Set down the material below in full, matching it exactly.
^^^^^^^^
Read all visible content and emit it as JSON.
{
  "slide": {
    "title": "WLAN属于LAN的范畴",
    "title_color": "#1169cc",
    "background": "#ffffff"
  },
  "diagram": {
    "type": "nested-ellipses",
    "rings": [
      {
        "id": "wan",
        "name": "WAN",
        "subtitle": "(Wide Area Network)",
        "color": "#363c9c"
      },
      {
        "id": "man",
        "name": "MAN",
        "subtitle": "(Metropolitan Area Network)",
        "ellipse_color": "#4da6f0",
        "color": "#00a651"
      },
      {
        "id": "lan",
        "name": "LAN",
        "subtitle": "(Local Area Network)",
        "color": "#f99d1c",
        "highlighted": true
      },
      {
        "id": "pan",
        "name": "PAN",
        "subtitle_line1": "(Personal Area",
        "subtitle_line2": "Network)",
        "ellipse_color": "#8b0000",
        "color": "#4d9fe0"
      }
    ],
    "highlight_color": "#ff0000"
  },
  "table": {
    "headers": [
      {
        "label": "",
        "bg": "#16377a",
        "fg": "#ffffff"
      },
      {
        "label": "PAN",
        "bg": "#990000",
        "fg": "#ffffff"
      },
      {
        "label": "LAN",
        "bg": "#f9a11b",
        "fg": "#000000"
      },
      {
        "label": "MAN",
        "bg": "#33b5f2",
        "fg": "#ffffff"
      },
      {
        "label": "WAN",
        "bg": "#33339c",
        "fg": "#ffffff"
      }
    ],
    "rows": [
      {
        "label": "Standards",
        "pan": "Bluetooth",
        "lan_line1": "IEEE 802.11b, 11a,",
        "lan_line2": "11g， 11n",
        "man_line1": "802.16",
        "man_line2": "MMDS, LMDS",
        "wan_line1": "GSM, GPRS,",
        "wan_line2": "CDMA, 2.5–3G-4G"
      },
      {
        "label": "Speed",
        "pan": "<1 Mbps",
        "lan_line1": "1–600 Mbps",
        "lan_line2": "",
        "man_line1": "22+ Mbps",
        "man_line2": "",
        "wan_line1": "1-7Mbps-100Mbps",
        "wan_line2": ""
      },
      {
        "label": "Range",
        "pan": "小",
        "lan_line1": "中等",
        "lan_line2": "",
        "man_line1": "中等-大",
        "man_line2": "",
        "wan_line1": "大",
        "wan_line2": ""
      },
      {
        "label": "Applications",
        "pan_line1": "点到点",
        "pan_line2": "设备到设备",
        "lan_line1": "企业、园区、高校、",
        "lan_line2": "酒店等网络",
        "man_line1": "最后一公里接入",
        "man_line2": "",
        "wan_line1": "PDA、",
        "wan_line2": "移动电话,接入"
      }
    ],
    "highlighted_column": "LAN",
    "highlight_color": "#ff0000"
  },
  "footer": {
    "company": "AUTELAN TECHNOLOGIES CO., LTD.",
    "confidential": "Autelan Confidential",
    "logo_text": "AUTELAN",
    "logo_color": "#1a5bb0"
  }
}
^^^^^^^^
Task response:
Read all visible content and emit it as JSON.
{
  "slide": {
    "title": "WLAN属于LAN的范畴",
    "title_color": "#1169cc",
    "background": "#ffffff"
  },
  "diagram": {
    "type": "nested-ellipses",
    "rings": [
      {
        "id": "wan",
        "name": "WAN",
        "subtitle": "(Wide Area Network)",
        "color": "#363c9c"
      },
      {
        "id": "man",
        "name": "MAN",
        "subtitle": "(Metropolitan Area Network)",
        "ellipse_color": "#4da6f0",
        "color": "#00a651"
      },
      {
        "id": "lan",
        "name": "LAN",
        "subtitle": "(Local Area Network)",
        "color": "#f99d1c",
        "highlighted": true
      },
      {
        "id": "pan",
        "name": "PAN",
        "subtitle_line1": "(Personal Area",
        "subtitle_line2": "Network)",
        "ellipse_color": "#8b0000",
        "color": "#4d9fe0"
      }
    ],
    "highlight_color": "#ff0000"
  },
  "table": {
    "headers": [
      {
        "label": "",
        "bg": "#16377a",
        "fg": "#ffffff"
      },
      {
        "label": "PAN",
        "bg": "#990000",
        "fg": "#ffffff"
      },
      {
        "label": "LAN",
        "bg": "#f9a11b",
        "fg": "#000000"
      },
      {
        "label": "MAN",
        "bg": "#33b5f2",
        "fg": "#ffffff"
      },
      {
        "label": "WAN",
        "bg": "#33339c",
        "fg": "#ffffff"
      }
    ],
    "rows": [
      {
        "label": "Standards",
        "pan": "Bluetooth",
        "lan_line1": "IEEE 802.11b, 11a,",
        "lan_line2": "11g， 11n",
        "man_line1": "802.16",
        "man_line2": "MMDS, LMDS",
        "wan_line1": "GSM, GPRS,",
        "wan_line2": "CDMA, 2.5–3G-4G"
      },
      {
        "label": "Speed",
        "pan": "<1 Mbps",
        "lan_line1": "1–600 Mbps",
        "lan_line2": "",
        "man_line1": "22+ Mbps",
        "man_line2": "",
        "wan_line1": "1-7Mbps-100Mbps",
        "wan_line2": ""
      },
      {
        "label": "Range",
        "pan": "小",
        "lan_line1": "中等",
        "lan_line2": "",
        "man_line1": "中等-大",
        "man_line2": "",
        "wan_line1": "大",
        "wan_line2": ""
      },
      {
        "label": "Applications",
        "pan_line1": "点到点",
        "pan_line2": "设备到设备",
        "lan_line1": "企业、园区、高校、",
        "lan_line2": "酒店等网络",
        "man_line1": "最后一公里接入",
        "man_line2": "",
        "wan_line1": "PDA、",
        "wan_line2": "移动电话,接入"
      }
    ],
    "highlighted_column": "LAN",
    "highlight_color": "#ff0000"
  },
  "footer": {
    "company": "AUTELAN TECHNOLOGIES CO., LTD.",
    "confidential": "Autelan Confidential",
    "logo_text": "AUTELAN",
    "logo_color": "#1a5bb0"
  }
}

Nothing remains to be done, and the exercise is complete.